• **WORK REQUIRED**
Count how many lines of the material contain the string "date", then give that number and nothing more.

Stored data
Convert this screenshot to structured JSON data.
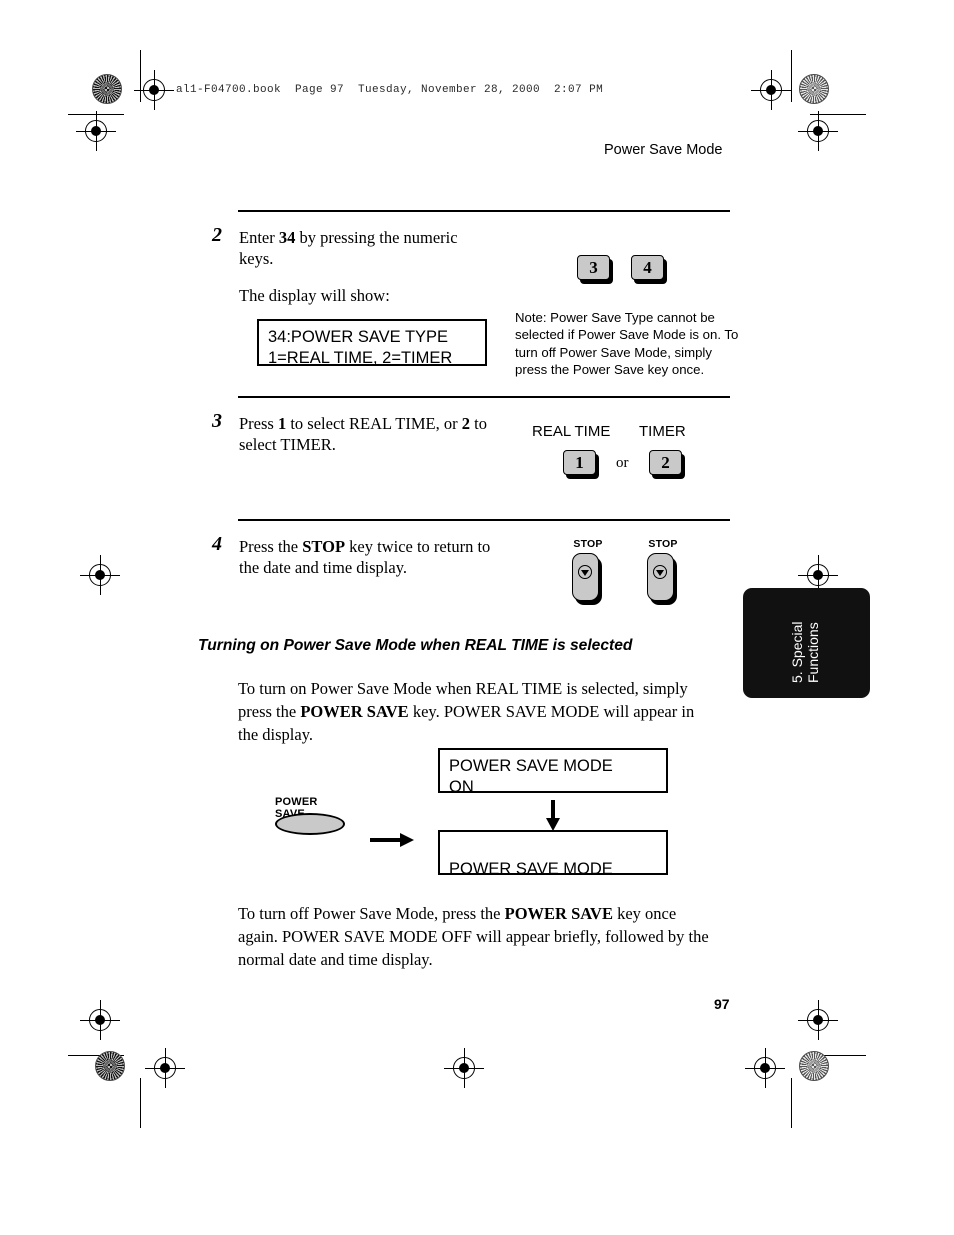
{
  "page": {
    "book_line": "al1-F04700.book  Page 97  Tuesday, November 28, 2000  2:07 PM",
    "running_head": "Power Save Mode",
    "page_number": "97"
  },
  "chapter_tab": {
    "line1": "5. Special",
    "line2": "Functions"
  },
  "steps": [
    {
      "number": "2",
      "text_html": "Enter <b>34</b> by pressing the numeric keys.",
      "followup": "The display will show:",
      "keys": [
        "3",
        "4"
      ],
      "lcd": "34:POWER SAVE TYPE\n1=REAL TIME, 2=TIMER",
      "note": "Note: Power Save Type cannot be selected if Power Save Mode is on. To turn off Power Save Mode, simply press the Power Save key once."
    },
    {
      "number": "3",
      "text_html": "Press <b>1</b> to select REAL TIME, or <b>2</b> to select TIMER.",
      "option_labels": [
        "REAL TIME",
        "TIMER"
      ],
      "keys": [
        "1",
        "2"
      ],
      "conjunction": "or"
    },
    {
      "number": "4",
      "text_html": "Press the <b>STOP</b> key twice to return to the date and time display.",
      "stop_keys": [
        "STOP",
        "STOP"
      ]
    }
  ],
  "section": {
    "heading": "Turning on Power Save Mode when REAL TIME is selected",
    "paragraph_1_html": "To turn on Power Save Mode when REAL TIME is selected, simply press the <b>POWER SAVE</b> key. POWER SAVE MODE will appear in the display.",
    "paragraph_2_html": "To turn off Power Save Mode, press the <b>POWER SAVE</b> key once again. POWER SAVE MODE OFF will appear briefly, followed by the normal date and time display.",
    "power_save_key_label": "POWER SAVE",
    "display_1": "POWER SAVE MODE\nON",
    "display_2": "\nPOWER SAVE MODE"
  }
}
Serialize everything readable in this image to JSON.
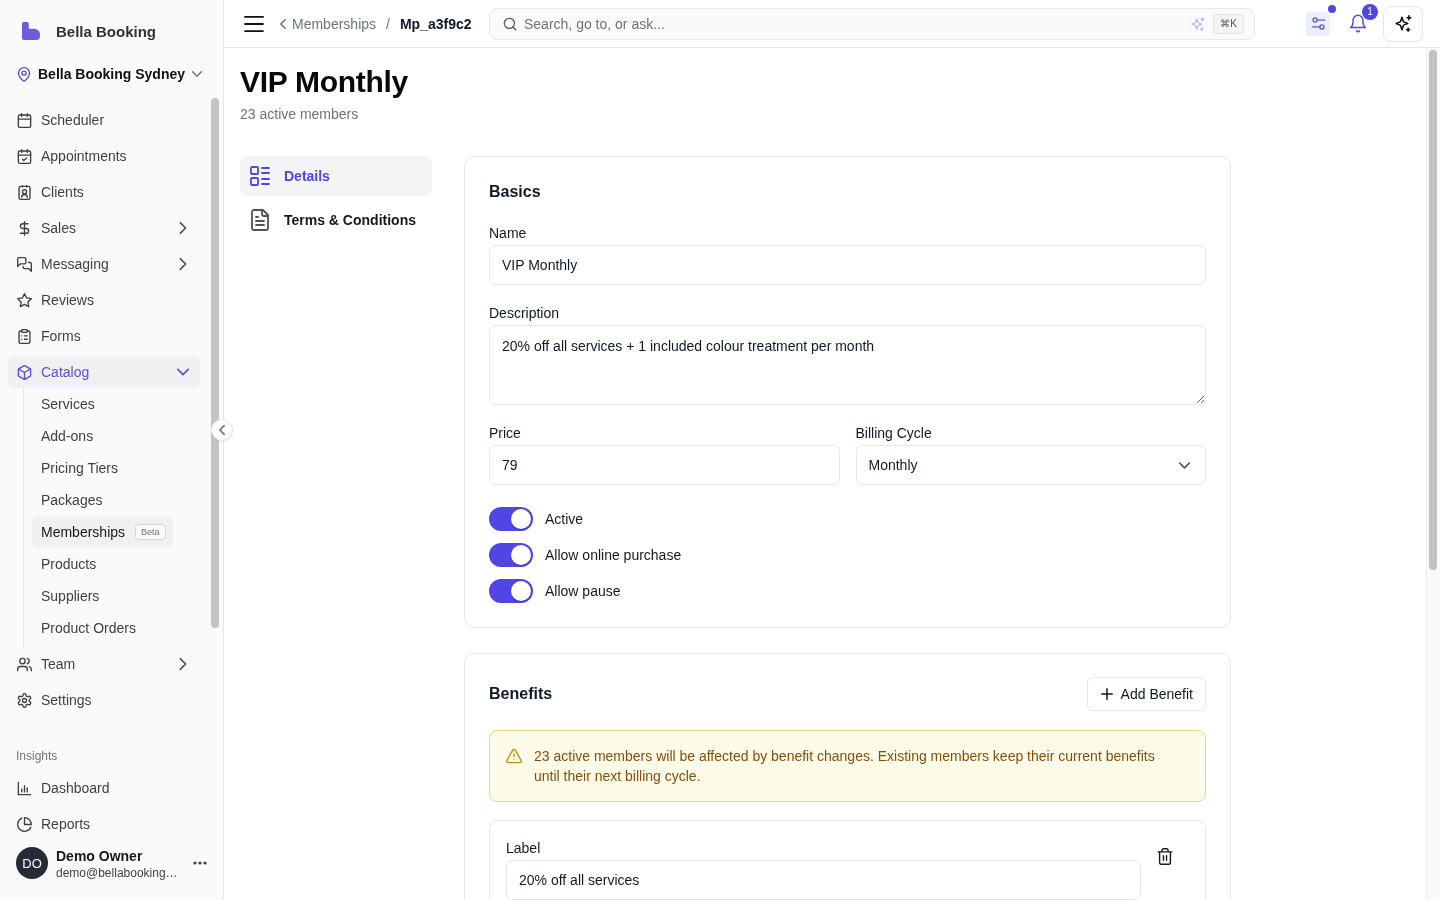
{
  "sidebar": {
    "brand": "Bella Booking",
    "location": "Bella Booking Sydney",
    "nav": [
      {
        "label": "Scheduler",
        "kind": "link",
        "selected": false
      },
      {
        "label": "Appointments",
        "kind": "link",
        "selected": false
      },
      {
        "label": "Clients",
        "kind": "link",
        "selected": false
      },
      {
        "label": "Sales",
        "kind": "group",
        "selected": false,
        "expanded": false
      },
      {
        "label": "Messaging",
        "kind": "group",
        "selected": false,
        "expanded": false
      },
      {
        "label": "Reviews",
        "kind": "link",
        "selected": false
      },
      {
        "label": "Forms",
        "kind": "link",
        "selected": false
      },
      {
        "label": "Catalog",
        "kind": "group",
        "selected": true,
        "expanded": true,
        "children": [
          {
            "label": "Services",
            "selected": false
          },
          {
            "label": "Add-ons",
            "selected": false
          },
          {
            "label": "Pricing Tiers",
            "selected": false
          },
          {
            "label": "Packages",
            "selected": false
          },
          {
            "label": "Memberships",
            "selected": true,
            "badge": "Beta"
          },
          {
            "label": "Products",
            "selected": false
          },
          {
            "label": "Suppliers",
            "selected": false
          },
          {
            "label": "Product Orders",
            "selected": false
          }
        ]
      },
      {
        "label": "Team",
        "kind": "group",
        "selected": false,
        "expanded": false
      },
      {
        "label": "Settings",
        "kind": "link",
        "selected": false
      }
    ],
    "sections": [
      {
        "heading": "Insights",
        "items": [
          {
            "label": "Dashboard",
            "selected": false
          },
          {
            "label": "Reports",
            "selected": false
          }
        ]
      }
    ],
    "user": {
      "initials": "DO",
      "name": "Demo Owner",
      "email": "demo@bellabooking…"
    }
  },
  "topbar": {
    "breadcrumbs": [
      {
        "label": "Memberships"
      },
      {
        "label": "Mp_a3f9c2"
      }
    ],
    "separator": "/",
    "search": {
      "placeholder": "Search, go to, or ask...",
      "shortcut": "⌘K"
    },
    "filters_active": true,
    "notification_count": "1"
  },
  "page": {
    "title": "VIP Monthly",
    "subtitle": "23 active members",
    "tabs": [
      {
        "label": "Details",
        "selected": true
      },
      {
        "label": "Terms & Conditions",
        "selected": false
      }
    ]
  },
  "basics": {
    "title": "Basics",
    "name": {
      "label": "Name",
      "value": "VIP Monthly"
    },
    "description": {
      "label": "Description",
      "value": "20% off all services + 1 included colour treatment per month"
    },
    "price": {
      "label": "Price",
      "value": "79"
    },
    "billing_cycle": {
      "label": "Billing Cycle",
      "value": "Monthly"
    },
    "toggles": [
      {
        "label": "Active",
        "on": true
      },
      {
        "label": "Allow online purchase",
        "on": true
      },
      {
        "label": "Allow pause",
        "on": true
      }
    ]
  },
  "benefits": {
    "title": "Benefits",
    "add_button": "Add Benefit",
    "notice": "23 active members will be affected by benefit changes. Existing members keep their current benefits until their next billing cycle.",
    "items": [
      {
        "field_label": "Label",
        "value": "20% off all services"
      }
    ]
  }
}
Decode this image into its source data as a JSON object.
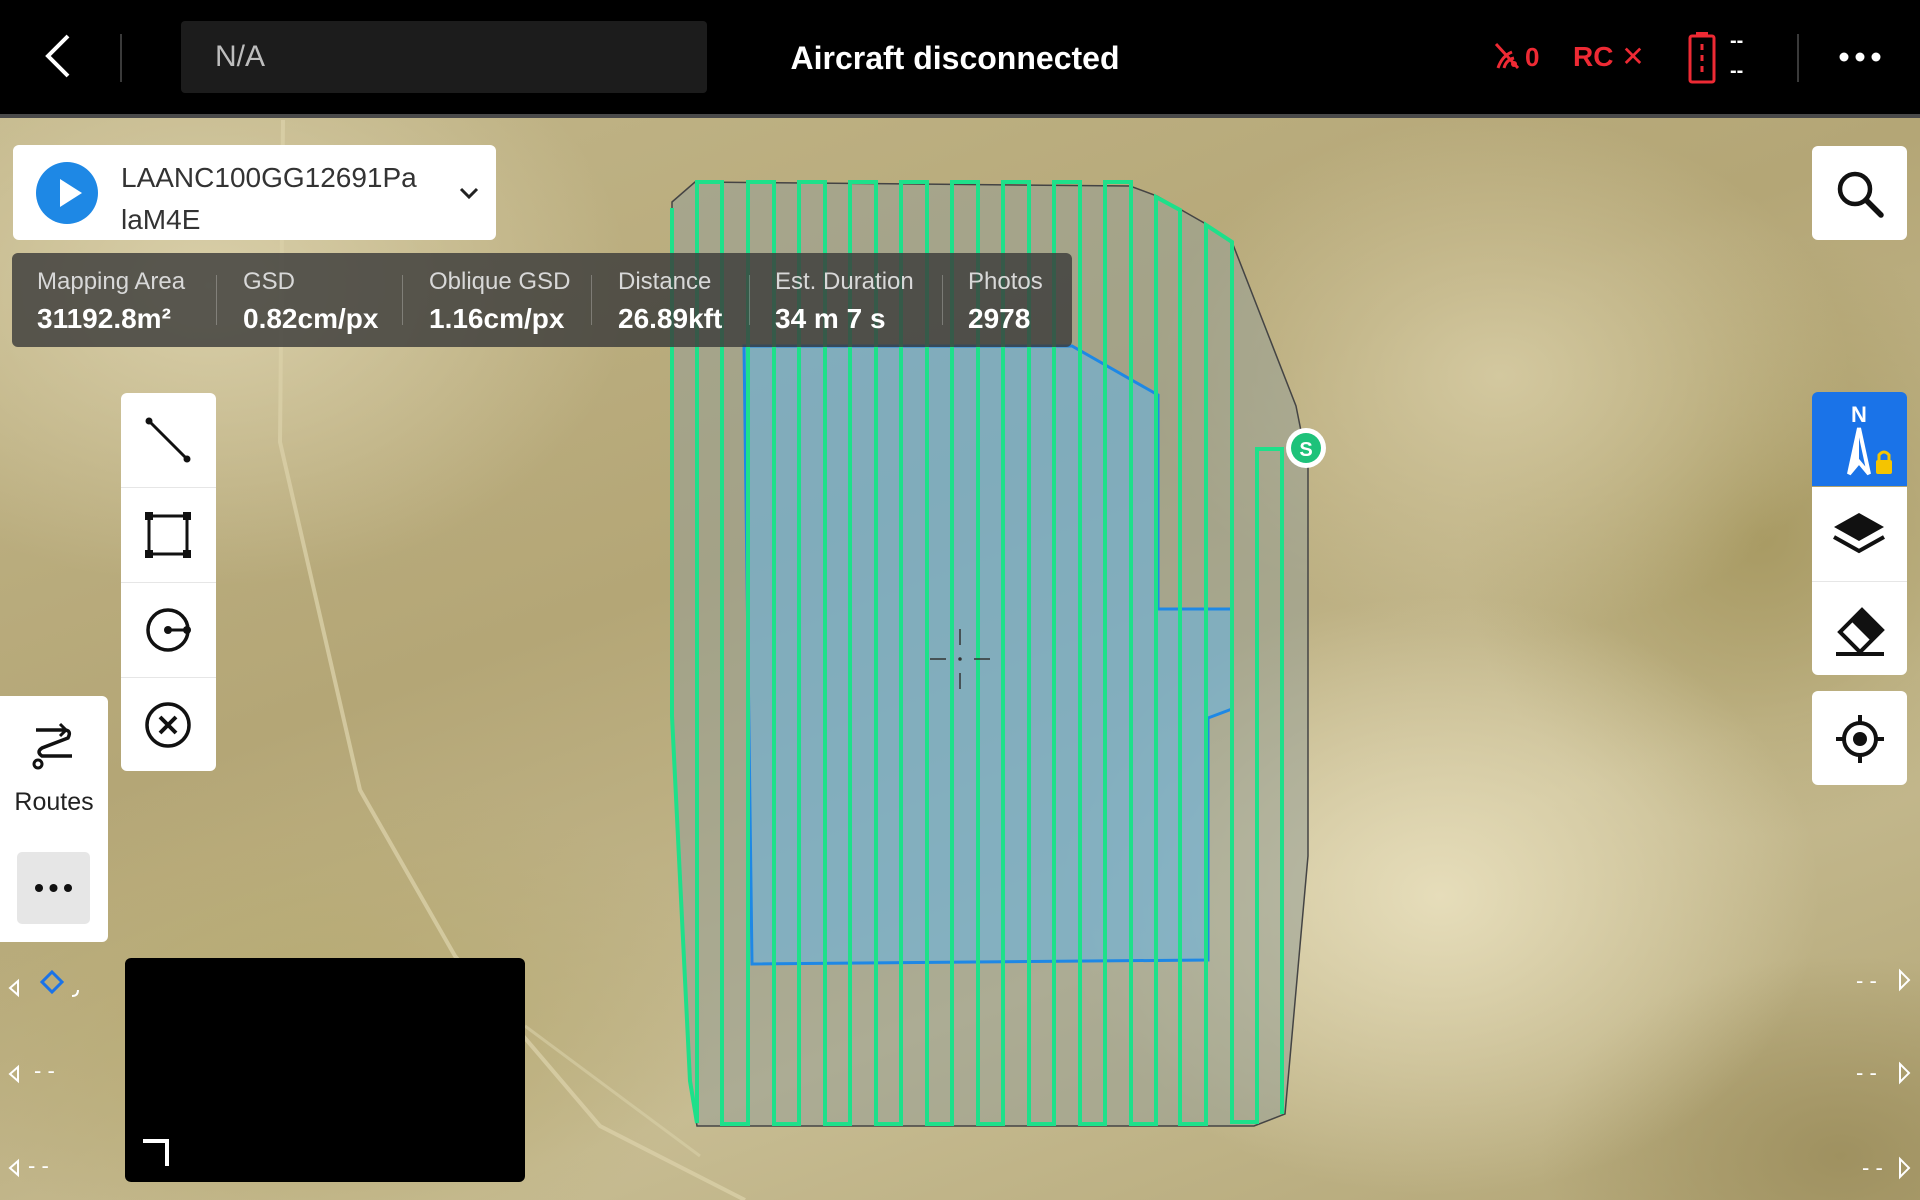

• **RESULT OF THE EXERCISE**
2